Objective:
Skip the pictures. Copy all the rest of the records down exactly.

»»

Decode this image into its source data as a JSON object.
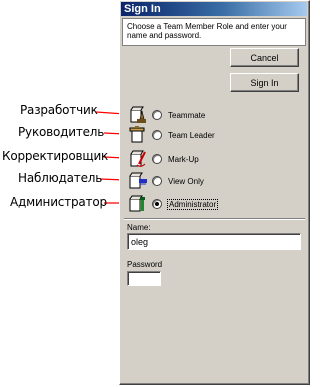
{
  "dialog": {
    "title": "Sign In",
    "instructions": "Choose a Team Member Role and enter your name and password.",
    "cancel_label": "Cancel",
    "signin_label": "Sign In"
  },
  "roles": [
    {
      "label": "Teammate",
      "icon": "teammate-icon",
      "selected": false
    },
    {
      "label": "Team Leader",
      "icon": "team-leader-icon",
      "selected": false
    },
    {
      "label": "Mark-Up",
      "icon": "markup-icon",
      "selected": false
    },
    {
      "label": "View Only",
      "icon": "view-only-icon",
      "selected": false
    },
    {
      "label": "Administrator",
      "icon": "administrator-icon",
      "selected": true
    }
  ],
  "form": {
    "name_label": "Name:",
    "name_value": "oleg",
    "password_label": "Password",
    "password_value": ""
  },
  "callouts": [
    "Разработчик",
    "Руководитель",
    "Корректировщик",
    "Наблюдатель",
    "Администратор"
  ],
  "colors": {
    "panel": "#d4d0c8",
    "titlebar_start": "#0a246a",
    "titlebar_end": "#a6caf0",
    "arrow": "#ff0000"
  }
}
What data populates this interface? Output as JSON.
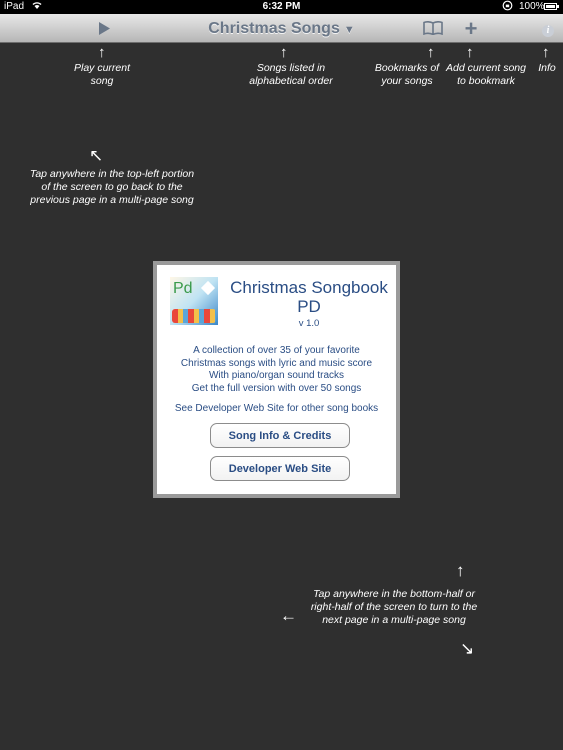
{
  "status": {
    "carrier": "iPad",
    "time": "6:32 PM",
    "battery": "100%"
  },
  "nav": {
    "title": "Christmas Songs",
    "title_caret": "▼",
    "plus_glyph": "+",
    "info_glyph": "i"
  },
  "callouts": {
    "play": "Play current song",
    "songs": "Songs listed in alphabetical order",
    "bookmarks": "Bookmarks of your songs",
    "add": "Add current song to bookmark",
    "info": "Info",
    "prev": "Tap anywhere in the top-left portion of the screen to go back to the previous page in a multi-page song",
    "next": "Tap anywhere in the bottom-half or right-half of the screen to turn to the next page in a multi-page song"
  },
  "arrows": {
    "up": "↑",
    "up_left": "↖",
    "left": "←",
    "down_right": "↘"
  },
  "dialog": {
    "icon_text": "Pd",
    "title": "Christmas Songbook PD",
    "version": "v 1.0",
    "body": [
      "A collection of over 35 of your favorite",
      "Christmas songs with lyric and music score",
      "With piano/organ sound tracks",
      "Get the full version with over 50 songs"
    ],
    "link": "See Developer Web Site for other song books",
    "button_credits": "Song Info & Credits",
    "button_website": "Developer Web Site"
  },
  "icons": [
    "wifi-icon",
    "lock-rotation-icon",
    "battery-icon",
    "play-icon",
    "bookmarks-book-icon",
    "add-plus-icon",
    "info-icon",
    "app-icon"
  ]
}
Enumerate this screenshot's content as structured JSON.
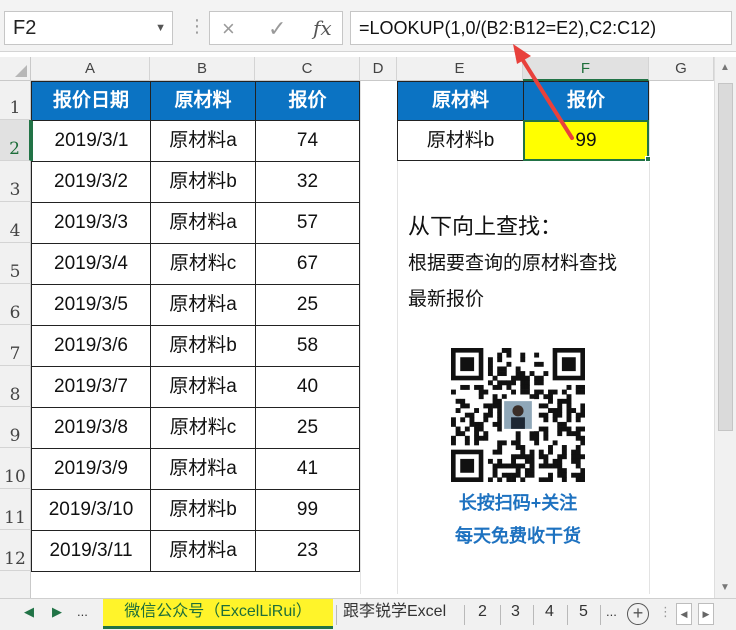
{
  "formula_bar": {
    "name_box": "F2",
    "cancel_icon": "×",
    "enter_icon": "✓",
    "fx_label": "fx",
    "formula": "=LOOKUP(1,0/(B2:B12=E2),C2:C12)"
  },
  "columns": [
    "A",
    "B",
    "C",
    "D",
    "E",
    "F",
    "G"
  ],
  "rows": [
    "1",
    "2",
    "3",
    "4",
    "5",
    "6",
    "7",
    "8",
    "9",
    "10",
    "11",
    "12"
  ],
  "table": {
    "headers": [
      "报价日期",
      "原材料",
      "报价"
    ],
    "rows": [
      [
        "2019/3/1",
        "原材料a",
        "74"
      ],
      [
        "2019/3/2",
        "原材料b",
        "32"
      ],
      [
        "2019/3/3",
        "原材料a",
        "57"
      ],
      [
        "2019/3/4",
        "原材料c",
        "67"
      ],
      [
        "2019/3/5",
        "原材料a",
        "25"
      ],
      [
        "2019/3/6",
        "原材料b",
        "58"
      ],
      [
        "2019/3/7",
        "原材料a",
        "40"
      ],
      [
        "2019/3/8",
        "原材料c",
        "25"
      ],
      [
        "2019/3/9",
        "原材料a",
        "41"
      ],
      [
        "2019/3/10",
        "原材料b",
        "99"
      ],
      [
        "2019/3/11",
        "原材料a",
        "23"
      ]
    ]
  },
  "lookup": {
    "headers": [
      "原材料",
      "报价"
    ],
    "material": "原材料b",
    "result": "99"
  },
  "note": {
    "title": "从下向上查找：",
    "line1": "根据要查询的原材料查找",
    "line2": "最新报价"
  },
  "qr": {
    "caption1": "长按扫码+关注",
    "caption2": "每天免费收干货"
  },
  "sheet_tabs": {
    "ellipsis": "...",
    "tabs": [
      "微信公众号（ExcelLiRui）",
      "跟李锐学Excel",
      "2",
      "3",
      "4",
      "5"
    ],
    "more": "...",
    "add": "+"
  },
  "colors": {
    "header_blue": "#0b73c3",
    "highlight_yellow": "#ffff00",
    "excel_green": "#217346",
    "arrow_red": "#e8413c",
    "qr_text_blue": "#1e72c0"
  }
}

««

Solved problem:
Decode this image into its source data as a JSON object.
{
  "dialog": {
    "title": "Sign In",
    "instructions": "Choose a Team Member Role and enter your name and password.",
    "cancel_label": "Cancel",
    "signin_label": "Sign In"
  },
  "roles": [
    {
      "label": "Teammate",
      "icon": "teammate-icon",
      "selected": false
    },
    {
      "label": "Team Leader",
      "icon": "team-leader-icon",
      "selected": false
    },
    {
      "label": "Mark-Up",
      "icon": "markup-icon",
      "selected": false
    },
    {
      "label": "View Only",
      "icon": "view-only-icon",
      "selected": false
    },
    {
      "label": "Administrator",
      "icon": "administrator-icon",
      "selected": true
    }
  ],
  "form": {
    "name_label": "Name:",
    "name_value": "oleg",
    "password_label": "Password",
    "password_value": ""
  },
  "callouts": [
    "Разработчик",
    "Руководитель",
    "Корректировщик",
    "Наблюдатель",
    "Администратор"
  ],
  "colors": {
    "panel": "#d4d0c8",
    "titlebar_start": "#0a246a",
    "titlebar_end": "#a6caf0",
    "arrow": "#ff0000"
  }
}
What data populates this interface? Output as JSON.
{
  "status": {
    "carrier": "iPad",
    "time": "6:32 PM",
    "battery": "100%"
  },
  "nav": {
    "title": "Christmas Songs",
    "title_caret": "▼",
    "plus_glyph": "+",
    "info_glyph": "i"
  },
  "callouts": {
    "play": "Play current song",
    "songs": "Songs listed in alphabetical order",
    "bookmarks": "Bookmarks of your songs",
    "add": "Add current song to bookmark",
    "info": "Info",
    "prev": "Tap anywhere in the top-left portion of the screen to go back to the previous page in a multi-page song",
    "next": "Tap anywhere in the bottom-half or right-half of the screen to turn to the next page in a multi-page song"
  },
  "arrows": {
    "up": "↑",
    "up_left": "↖",
    "left": "←",
    "down_right": "↘"
  },
  "dialog": {
    "icon_text": "Pd",
    "title": "Christmas Songbook PD",
    "version": "v 1.0",
    "body": [
      "A collection of over 35 of your favorite",
      "Christmas songs with lyric and music score",
      "With piano/organ sound tracks",
      "Get the full version with over 50 songs"
    ],
    "link": "See Developer Web Site for other song books",
    "button_credits": "Song Info & Credits",
    "button_website": "Developer Web Site"
  },
  "icons": [
    "wifi-icon",
    "lock-rotation-icon",
    "battery-icon",
    "play-icon",
    "bookmarks-book-icon",
    "add-plus-icon",
    "info-icon",
    "app-icon"
  ]
}
Enumerate this screenshot's content as structured JSON.
{
  "formula_bar": {
    "name_box": "F2",
    "cancel_icon": "×",
    "enter_icon": "✓",
    "fx_label": "fx",
    "formula": "=LOOKUP(1,0/(B2:B12=E2),C2:C12)"
  },
  "columns": [
    "A",
    "B",
    "C",
    "D",
    "E",
    "F",
    "G"
  ],
  "rows": [
    "1",
    "2",
    "3",
    "4",
    "5",
    "6",
    "7",
    "8",
    "9",
    "10",
    "11",
    "12"
  ],
  "table": {
    "headers": [
      "报价日期",
      "原材料",
      "报价"
    ],
    "rows": [
      [
        "2019/3/1",
        "原材料a",
        "74"
      ],
      [
        "2019/3/2",
        "原材料b",
        "32"
      ],
      [
        "2019/3/3",
        "原材料a",
        "57"
      ],
      [
        "2019/3/4",
        "原材料c",
        "67"
      ],
      [
        "2019/3/5",
        "原材料a",
        "25"
      ],
      [
        "2019/3/6",
        "原材料b",
        "58"
      ],
      [
        "2019/3/7",
        "原材料a",
        "40"
      ],
      [
        "2019/3/8",
        "原材料c",
        "25"
      ],
      [
        "2019/3/9",
        "原材料a",
        "41"
      ],
      [
        "2019/3/10",
        "原材料b",
        "99"
      ],
      [
        "2019/3/11",
        "原材料a",
        "23"
      ]
    ]
  },
  "lookup": {
    "headers": [
      "原材料",
      "报价"
    ],
    "material": "原材料b",
    "result": "99"
  },
  "note": {
    "title": "从下向上查找：",
    "line1": "根据要查询的原材料查找",
    "line2": "最新报价"
  },
  "qr": {
    "caption1": "长按扫码+关注",
    "caption2": "每天免费收干货"
  },
  "sheet_tabs": {
    "ellipsis": "...",
    "tabs": [
      "微信公众号（ExcelLiRui）",
      "跟李锐学Excel",
      "2",
      "3",
      "4",
      "5"
    ],
    "more": "...",
    "add": "+"
  },
  "colors": {
    "header_blue": "#0b73c3",
    "highlight_yellow": "#ffff00",
    "excel_green": "#217346",
    "arrow_red": "#e8413c",
    "qr_text_blue": "#1e72c0"
  }
}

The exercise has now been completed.